◆ WRITTEN EXERCISE ◆
Reproduce the whole listing, character for character.

[Items from a dataset]
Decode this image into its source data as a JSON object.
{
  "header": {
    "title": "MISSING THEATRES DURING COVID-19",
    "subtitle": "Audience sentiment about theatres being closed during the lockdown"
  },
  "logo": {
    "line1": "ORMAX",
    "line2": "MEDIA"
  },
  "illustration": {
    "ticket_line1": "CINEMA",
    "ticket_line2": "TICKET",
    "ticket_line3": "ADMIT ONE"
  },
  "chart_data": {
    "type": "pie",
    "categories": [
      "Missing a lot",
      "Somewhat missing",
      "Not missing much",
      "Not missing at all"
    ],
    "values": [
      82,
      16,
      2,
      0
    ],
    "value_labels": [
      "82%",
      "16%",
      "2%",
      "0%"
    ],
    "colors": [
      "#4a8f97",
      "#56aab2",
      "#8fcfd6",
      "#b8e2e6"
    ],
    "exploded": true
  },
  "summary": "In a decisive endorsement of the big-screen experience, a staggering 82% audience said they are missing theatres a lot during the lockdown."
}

◆ EXERCISE SOLUTION ◆
Decode this image into its source data as a JSON object.
{
  "header": {
    "title": "MISSING THEATRES DURING COVID-19",
    "subtitle": "Audience sentiment about theatres being closed during the lockdown"
  },
  "logo": {
    "line1": "ORMAX",
    "line2": "MEDIA"
  },
  "illustration": {
    "ticket_line1": "CINEMA",
    "ticket_line2": "TICKET",
    "ticket_line3": "ADMIT ONE"
  },
  "chart_data": {
    "type": "pie",
    "categories": [
      "Missing a lot",
      "Somewhat missing",
      "Not missing much",
      "Not missing at all"
    ],
    "values": [
      82,
      16,
      2,
      0
    ],
    "value_labels": [
      "82%",
      "16%",
      "2%",
      "0%"
    ],
    "colors": [
      "#4a8f97",
      "#56aab2",
      "#8fcfd6",
      "#b8e2e6"
    ],
    "exploded": true
  },
  "summary": "In a decisive endorsement of the big-screen experience, a staggering 82% audience said they are missing theatres a lot during the lockdown."
}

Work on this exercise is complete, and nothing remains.